**SET TASK**
Answer with one number: how many lines hold the string "text".
•••••
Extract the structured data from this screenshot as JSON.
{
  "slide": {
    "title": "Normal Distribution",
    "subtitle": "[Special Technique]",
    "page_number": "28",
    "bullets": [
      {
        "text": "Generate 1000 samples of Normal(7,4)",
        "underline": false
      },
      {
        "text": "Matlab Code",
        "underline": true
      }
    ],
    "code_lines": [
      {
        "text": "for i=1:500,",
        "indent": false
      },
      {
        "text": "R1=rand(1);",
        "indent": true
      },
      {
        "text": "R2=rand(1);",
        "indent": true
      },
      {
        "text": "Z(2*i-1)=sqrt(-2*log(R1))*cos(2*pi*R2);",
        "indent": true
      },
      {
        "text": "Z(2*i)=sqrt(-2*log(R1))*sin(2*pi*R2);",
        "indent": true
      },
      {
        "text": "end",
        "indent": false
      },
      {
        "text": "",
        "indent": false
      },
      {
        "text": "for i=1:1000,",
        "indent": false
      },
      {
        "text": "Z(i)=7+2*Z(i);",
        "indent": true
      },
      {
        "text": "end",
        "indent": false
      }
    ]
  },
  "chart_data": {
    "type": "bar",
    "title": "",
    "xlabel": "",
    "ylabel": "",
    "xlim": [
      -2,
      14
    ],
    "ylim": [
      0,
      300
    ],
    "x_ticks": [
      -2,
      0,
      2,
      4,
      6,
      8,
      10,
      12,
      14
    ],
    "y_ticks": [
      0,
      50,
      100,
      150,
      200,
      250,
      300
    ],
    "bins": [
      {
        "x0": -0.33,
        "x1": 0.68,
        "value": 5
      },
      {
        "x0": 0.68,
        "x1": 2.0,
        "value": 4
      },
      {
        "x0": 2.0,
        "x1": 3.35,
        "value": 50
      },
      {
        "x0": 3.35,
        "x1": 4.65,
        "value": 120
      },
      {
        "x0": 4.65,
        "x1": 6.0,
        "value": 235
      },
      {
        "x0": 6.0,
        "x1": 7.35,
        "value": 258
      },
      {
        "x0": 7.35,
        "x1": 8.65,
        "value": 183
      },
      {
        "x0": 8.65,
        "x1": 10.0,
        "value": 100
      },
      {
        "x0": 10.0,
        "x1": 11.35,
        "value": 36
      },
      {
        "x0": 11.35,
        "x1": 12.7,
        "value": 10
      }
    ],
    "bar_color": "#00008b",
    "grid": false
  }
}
•••••
**FINISHED EXERCISE**
12